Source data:
******
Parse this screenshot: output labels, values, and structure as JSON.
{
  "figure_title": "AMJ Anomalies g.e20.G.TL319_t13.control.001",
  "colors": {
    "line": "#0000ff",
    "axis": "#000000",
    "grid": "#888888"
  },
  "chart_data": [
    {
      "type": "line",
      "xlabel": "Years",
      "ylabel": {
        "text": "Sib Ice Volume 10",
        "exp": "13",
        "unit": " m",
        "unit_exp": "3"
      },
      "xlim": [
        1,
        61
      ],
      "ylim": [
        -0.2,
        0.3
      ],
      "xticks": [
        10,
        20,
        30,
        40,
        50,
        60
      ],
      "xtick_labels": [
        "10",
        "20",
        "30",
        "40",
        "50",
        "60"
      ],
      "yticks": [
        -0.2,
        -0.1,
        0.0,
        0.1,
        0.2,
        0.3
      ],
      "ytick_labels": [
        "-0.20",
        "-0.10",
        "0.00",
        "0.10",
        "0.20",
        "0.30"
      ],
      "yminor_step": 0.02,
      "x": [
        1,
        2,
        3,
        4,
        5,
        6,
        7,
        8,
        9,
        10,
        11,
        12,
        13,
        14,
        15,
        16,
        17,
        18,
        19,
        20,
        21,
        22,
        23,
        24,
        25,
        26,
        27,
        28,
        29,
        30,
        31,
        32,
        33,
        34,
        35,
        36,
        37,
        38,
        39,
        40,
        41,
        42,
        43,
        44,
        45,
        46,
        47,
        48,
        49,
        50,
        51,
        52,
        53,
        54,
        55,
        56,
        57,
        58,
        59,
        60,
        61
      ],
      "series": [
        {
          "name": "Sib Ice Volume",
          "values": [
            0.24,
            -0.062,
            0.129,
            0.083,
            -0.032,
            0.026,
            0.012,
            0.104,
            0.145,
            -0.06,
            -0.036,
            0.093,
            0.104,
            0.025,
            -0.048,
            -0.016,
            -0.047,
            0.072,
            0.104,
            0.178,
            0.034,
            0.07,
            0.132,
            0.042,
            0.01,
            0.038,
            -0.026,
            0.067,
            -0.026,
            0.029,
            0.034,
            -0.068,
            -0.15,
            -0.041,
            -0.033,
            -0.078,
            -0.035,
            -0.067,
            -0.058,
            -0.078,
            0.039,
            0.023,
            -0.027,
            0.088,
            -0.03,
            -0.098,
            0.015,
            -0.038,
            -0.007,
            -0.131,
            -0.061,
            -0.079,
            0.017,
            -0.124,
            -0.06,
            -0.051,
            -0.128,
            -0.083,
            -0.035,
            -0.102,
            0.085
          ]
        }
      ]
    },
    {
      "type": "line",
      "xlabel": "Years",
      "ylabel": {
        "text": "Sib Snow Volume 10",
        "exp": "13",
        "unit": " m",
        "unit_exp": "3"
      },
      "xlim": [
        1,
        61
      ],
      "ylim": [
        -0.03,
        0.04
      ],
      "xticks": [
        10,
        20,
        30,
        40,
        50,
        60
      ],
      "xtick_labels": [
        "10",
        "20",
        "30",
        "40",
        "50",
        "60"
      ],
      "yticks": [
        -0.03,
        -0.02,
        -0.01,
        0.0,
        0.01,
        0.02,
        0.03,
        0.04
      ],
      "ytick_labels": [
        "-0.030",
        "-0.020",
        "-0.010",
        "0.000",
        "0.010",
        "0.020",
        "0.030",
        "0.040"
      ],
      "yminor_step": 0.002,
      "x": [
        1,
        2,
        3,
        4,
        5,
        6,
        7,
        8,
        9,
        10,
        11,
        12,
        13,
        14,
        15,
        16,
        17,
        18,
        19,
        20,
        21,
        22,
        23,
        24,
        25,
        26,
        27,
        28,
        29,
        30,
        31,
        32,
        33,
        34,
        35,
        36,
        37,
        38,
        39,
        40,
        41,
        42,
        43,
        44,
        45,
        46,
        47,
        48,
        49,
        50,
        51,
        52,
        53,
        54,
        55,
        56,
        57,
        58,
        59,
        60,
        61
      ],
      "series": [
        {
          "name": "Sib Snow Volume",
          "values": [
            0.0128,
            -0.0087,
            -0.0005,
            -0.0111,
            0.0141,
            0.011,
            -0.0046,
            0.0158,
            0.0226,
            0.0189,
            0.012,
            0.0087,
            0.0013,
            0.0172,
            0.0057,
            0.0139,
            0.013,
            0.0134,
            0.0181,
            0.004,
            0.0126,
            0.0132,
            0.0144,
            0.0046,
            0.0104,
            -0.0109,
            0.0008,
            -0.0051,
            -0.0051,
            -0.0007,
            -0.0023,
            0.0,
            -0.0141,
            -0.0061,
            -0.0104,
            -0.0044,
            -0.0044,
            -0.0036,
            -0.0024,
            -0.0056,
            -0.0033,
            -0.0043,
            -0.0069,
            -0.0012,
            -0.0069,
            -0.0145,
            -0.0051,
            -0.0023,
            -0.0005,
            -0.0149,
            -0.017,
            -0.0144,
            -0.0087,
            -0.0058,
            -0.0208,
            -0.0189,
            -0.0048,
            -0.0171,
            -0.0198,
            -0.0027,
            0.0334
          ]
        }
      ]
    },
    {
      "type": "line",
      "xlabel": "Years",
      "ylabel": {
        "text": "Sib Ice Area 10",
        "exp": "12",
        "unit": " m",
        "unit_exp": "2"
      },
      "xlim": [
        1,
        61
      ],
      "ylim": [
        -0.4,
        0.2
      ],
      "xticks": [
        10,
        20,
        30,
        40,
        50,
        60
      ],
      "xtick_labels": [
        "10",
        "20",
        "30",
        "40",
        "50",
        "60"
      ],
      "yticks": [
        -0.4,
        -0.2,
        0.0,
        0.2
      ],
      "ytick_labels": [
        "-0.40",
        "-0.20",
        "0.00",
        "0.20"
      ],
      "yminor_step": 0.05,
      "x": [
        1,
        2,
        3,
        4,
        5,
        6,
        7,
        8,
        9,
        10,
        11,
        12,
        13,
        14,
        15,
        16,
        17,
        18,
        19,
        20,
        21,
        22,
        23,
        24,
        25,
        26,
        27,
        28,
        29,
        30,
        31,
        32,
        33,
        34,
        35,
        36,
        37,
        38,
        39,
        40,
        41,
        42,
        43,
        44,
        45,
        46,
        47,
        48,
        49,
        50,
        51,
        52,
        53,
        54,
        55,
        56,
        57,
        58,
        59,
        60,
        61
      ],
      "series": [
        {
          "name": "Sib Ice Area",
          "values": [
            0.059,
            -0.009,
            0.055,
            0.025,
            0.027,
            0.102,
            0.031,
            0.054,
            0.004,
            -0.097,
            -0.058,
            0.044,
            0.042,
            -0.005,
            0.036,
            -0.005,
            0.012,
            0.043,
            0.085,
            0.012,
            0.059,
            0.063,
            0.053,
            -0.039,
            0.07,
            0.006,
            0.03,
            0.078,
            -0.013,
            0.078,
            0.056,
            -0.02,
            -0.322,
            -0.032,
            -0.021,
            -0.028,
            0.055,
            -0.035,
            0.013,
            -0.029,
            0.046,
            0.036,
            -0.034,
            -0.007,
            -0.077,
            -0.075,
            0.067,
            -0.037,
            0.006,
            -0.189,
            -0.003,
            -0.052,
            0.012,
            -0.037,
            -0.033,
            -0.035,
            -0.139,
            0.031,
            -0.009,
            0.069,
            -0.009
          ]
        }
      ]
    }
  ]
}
******
REQUIRED WORK:
Write every record out again, unaltered.

THE ANSWER:
Parse this screenshot: output labels, values, and structure as JSON.
{
  "figure_title": "AMJ Anomalies g.e20.G.TL319_t13.control.001",
  "colors": {
    "line": "#0000ff",
    "axis": "#000000",
    "grid": "#888888"
  },
  "chart_data": [
    {
      "type": "line",
      "xlabel": "Years",
      "ylabel": {
        "text": "Sib Ice Volume 10",
        "exp": "13",
        "unit": " m",
        "unit_exp": "3"
      },
      "xlim": [
        1,
        61
      ],
      "ylim": [
        -0.2,
        0.3
      ],
      "xticks": [
        10,
        20,
        30,
        40,
        50,
        60
      ],
      "xtick_labels": [
        "10",
        "20",
        "30",
        "40",
        "50",
        "60"
      ],
      "yticks": [
        -0.2,
        -0.1,
        0.0,
        0.1,
        0.2,
        0.3
      ],
      "ytick_labels": [
        "-0.20",
        "-0.10",
        "0.00",
        "0.10",
        "0.20",
        "0.30"
      ],
      "yminor_step": 0.02,
      "x": [
        1,
        2,
        3,
        4,
        5,
        6,
        7,
        8,
        9,
        10,
        11,
        12,
        13,
        14,
        15,
        16,
        17,
        18,
        19,
        20,
        21,
        22,
        23,
        24,
        25,
        26,
        27,
        28,
        29,
        30,
        31,
        32,
        33,
        34,
        35,
        36,
        37,
        38,
        39,
        40,
        41,
        42,
        43,
        44,
        45,
        46,
        47,
        48,
        49,
        50,
        51,
        52,
        53,
        54,
        55,
        56,
        57,
        58,
        59,
        60,
        61
      ],
      "series": [
        {
          "name": "Sib Ice Volume",
          "values": [
            0.24,
            -0.062,
            0.129,
            0.083,
            -0.032,
            0.026,
            0.012,
            0.104,
            0.145,
            -0.06,
            -0.036,
            0.093,
            0.104,
            0.025,
            -0.048,
            -0.016,
            -0.047,
            0.072,
            0.104,
            0.178,
            0.034,
            0.07,
            0.132,
            0.042,
            0.01,
            0.038,
            -0.026,
            0.067,
            -0.026,
            0.029,
            0.034,
            -0.068,
            -0.15,
            -0.041,
            -0.033,
            -0.078,
            -0.035,
            -0.067,
            -0.058,
            -0.078,
            0.039,
            0.023,
            -0.027,
            0.088,
            -0.03,
            -0.098,
            0.015,
            -0.038,
            -0.007,
            -0.131,
            -0.061,
            -0.079,
            0.017,
            -0.124,
            -0.06,
            -0.051,
            -0.128,
            -0.083,
            -0.035,
            -0.102,
            0.085
          ]
        }
      ]
    },
    {
      "type": "line",
      "xlabel": "Years",
      "ylabel": {
        "text": "Sib Snow Volume 10",
        "exp": "13",
        "unit": " m",
        "unit_exp": "3"
      },
      "xlim": [
        1,
        61
      ],
      "ylim": [
        -0.03,
        0.04
      ],
      "xticks": [
        10,
        20,
        30,
        40,
        50,
        60
      ],
      "xtick_labels": [
        "10",
        "20",
        "30",
        "40",
        "50",
        "60"
      ],
      "yticks": [
        -0.03,
        -0.02,
        -0.01,
        0.0,
        0.01,
        0.02,
        0.03,
        0.04
      ],
      "ytick_labels": [
        "-0.030",
        "-0.020",
        "-0.010",
        "0.000",
        "0.010",
        "0.020",
        "0.030",
        "0.040"
      ],
      "yminor_step": 0.002,
      "x": [
        1,
        2,
        3,
        4,
        5,
        6,
        7,
        8,
        9,
        10,
        11,
        12,
        13,
        14,
        15,
        16,
        17,
        18,
        19,
        20,
        21,
        22,
        23,
        24,
        25,
        26,
        27,
        28,
        29,
        30,
        31,
        32,
        33,
        34,
        35,
        36,
        37,
        38,
        39,
        40,
        41,
        42,
        43,
        44,
        45,
        46,
        47,
        48,
        49,
        50,
        51,
        52,
        53,
        54,
        55,
        56,
        57,
        58,
        59,
        60,
        61
      ],
      "series": [
        {
          "name": "Sib Snow Volume",
          "values": [
            0.0128,
            -0.0087,
            -0.0005,
            -0.0111,
            0.0141,
            0.011,
            -0.0046,
            0.0158,
            0.0226,
            0.0189,
            0.012,
            0.0087,
            0.0013,
            0.0172,
            0.0057,
            0.0139,
            0.013,
            0.0134,
            0.0181,
            0.004,
            0.0126,
            0.0132,
            0.0144,
            0.0046,
            0.0104,
            -0.0109,
            0.0008,
            -0.0051,
            -0.0051,
            -0.0007,
            -0.0023,
            0.0,
            -0.0141,
            -0.0061,
            -0.0104,
            -0.0044,
            -0.0044,
            -0.0036,
            -0.0024,
            -0.0056,
            -0.0033,
            -0.0043,
            -0.0069,
            -0.0012,
            -0.0069,
            -0.0145,
            -0.0051,
            -0.0023,
            -0.0005,
            -0.0149,
            -0.017,
            -0.0144,
            -0.0087,
            -0.0058,
            -0.0208,
            -0.0189,
            -0.0048,
            -0.0171,
            -0.0198,
            -0.0027,
            0.0334
          ]
        }
      ]
    },
    {
      "type": "line",
      "xlabel": "Years",
      "ylabel": {
        "text": "Sib Ice Area 10",
        "exp": "12",
        "unit": " m",
        "unit_exp": "2"
      },
      "xlim": [
        1,
        61
      ],
      "ylim": [
        -0.4,
        0.2
      ],
      "xticks": [
        10,
        20,
        30,
        40,
        50,
        60
      ],
      "xtick_labels": [
        "10",
        "20",
        "30",
        "40",
        "50",
        "60"
      ],
      "yticks": [
        -0.4,
        -0.2,
        0.0,
        0.2
      ],
      "ytick_labels": [
        "-0.40",
        "-0.20",
        "0.00",
        "0.20"
      ],
      "yminor_step": 0.05,
      "x": [
        1,
        2,
        3,
        4,
        5,
        6,
        7,
        8,
        9,
        10,
        11,
        12,
        13,
        14,
        15,
        16,
        17,
        18,
        19,
        20,
        21,
        22,
        23,
        24,
        25,
        26,
        27,
        28,
        29,
        30,
        31,
        32,
        33,
        34,
        35,
        36,
        37,
        38,
        39,
        40,
        41,
        42,
        43,
        44,
        45,
        46,
        47,
        48,
        49,
        50,
        51,
        52,
        53,
        54,
        55,
        56,
        57,
        58,
        59,
        60,
        61
      ],
      "series": [
        {
          "name": "Sib Ice Area",
          "values": [
            0.059,
            -0.009,
            0.055,
            0.025,
            0.027,
            0.102,
            0.031,
            0.054,
            0.004,
            -0.097,
            -0.058,
            0.044,
            0.042,
            -0.005,
            0.036,
            -0.005,
            0.012,
            0.043,
            0.085,
            0.012,
            0.059,
            0.063,
            0.053,
            -0.039,
            0.07,
            0.006,
            0.03,
            0.078,
            -0.013,
            0.078,
            0.056,
            -0.02,
            -0.322,
            -0.032,
            -0.021,
            -0.028,
            0.055,
            -0.035,
            0.013,
            -0.029,
            0.046,
            0.036,
            -0.034,
            -0.007,
            -0.077,
            -0.075,
            0.067,
            -0.037,
            0.006,
            -0.189,
            -0.003,
            -0.052,
            0.012,
            -0.037,
            -0.033,
            -0.035,
            -0.139,
            0.031,
            -0.009,
            0.069,
            -0.009
          ]
        }
      ]
    }
  ]
}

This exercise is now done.